» Task requirements
Look below. Copy each line that has "Having" in it.
════
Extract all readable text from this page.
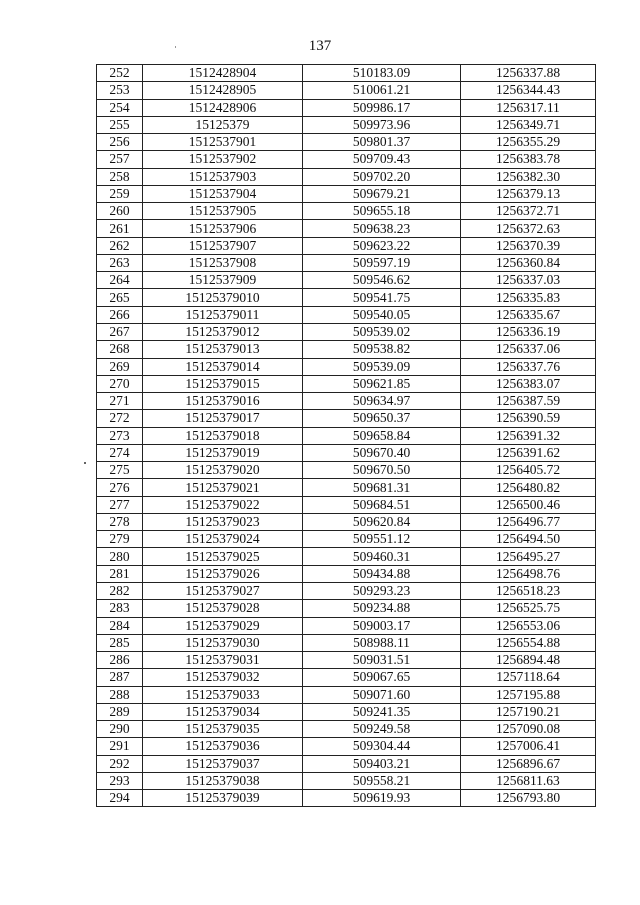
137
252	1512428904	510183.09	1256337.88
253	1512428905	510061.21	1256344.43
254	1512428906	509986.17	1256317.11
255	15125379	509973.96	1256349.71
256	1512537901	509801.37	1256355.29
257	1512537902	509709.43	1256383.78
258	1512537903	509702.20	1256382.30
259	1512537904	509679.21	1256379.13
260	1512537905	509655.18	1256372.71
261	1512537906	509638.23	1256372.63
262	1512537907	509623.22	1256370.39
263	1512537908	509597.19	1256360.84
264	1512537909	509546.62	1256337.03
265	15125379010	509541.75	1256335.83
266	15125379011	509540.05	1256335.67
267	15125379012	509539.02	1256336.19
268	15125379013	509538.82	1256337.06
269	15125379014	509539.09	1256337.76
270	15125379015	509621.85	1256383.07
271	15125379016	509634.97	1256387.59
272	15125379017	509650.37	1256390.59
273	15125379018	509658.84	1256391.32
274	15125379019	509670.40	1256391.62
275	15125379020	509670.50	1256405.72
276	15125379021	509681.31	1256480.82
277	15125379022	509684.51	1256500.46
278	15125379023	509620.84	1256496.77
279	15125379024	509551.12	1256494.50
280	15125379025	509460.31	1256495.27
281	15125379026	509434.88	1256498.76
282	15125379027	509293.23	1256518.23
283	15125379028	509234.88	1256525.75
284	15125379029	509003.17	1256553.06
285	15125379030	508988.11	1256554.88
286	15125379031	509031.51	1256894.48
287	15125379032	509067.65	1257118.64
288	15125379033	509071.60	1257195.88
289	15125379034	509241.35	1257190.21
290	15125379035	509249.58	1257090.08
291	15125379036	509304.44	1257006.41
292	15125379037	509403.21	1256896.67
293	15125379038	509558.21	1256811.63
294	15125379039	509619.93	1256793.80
════
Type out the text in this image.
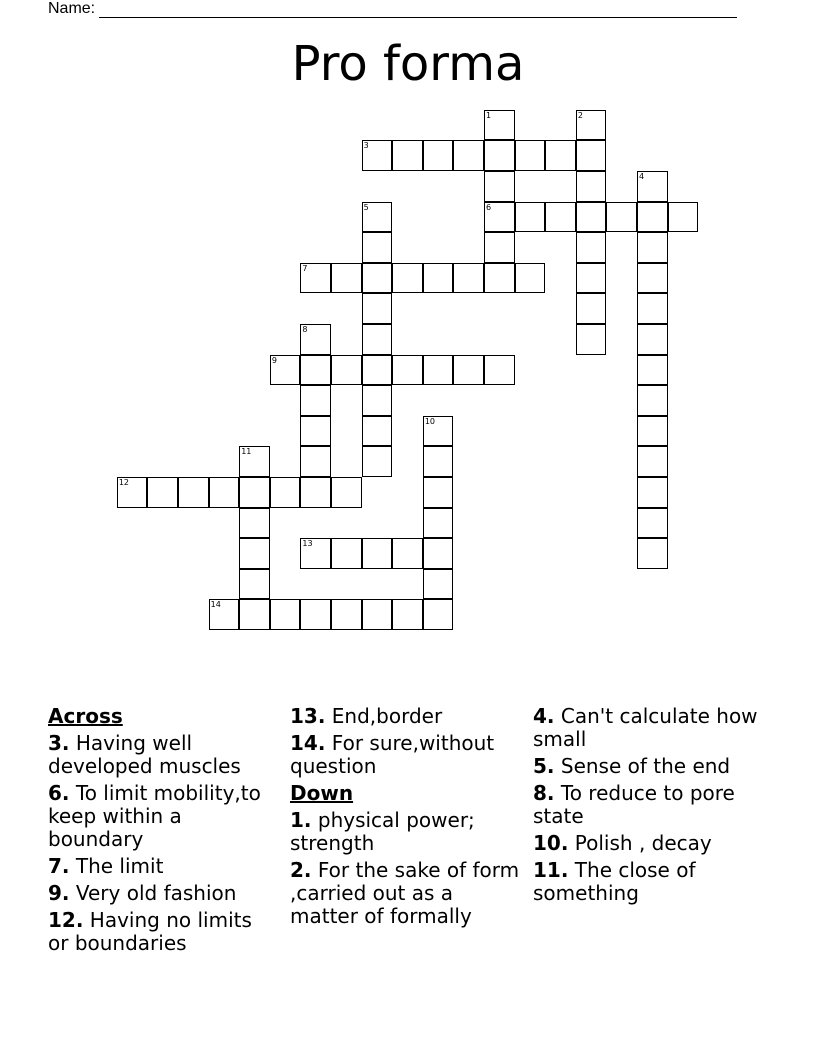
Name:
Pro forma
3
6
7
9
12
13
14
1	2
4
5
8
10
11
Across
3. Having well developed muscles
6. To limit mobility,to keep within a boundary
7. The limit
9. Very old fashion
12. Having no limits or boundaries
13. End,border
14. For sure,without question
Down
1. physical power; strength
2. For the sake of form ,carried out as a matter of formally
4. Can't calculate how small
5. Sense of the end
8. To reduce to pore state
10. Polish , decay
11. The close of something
════
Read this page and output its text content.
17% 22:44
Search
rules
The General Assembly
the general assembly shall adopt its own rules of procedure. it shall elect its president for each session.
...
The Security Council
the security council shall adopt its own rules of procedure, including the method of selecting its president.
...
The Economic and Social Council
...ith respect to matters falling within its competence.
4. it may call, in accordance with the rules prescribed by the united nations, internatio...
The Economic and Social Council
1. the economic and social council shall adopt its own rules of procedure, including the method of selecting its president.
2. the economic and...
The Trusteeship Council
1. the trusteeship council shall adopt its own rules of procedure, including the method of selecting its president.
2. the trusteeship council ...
════
» Answer in full
3. Having well developed muscles
12. Having no limits or boundaries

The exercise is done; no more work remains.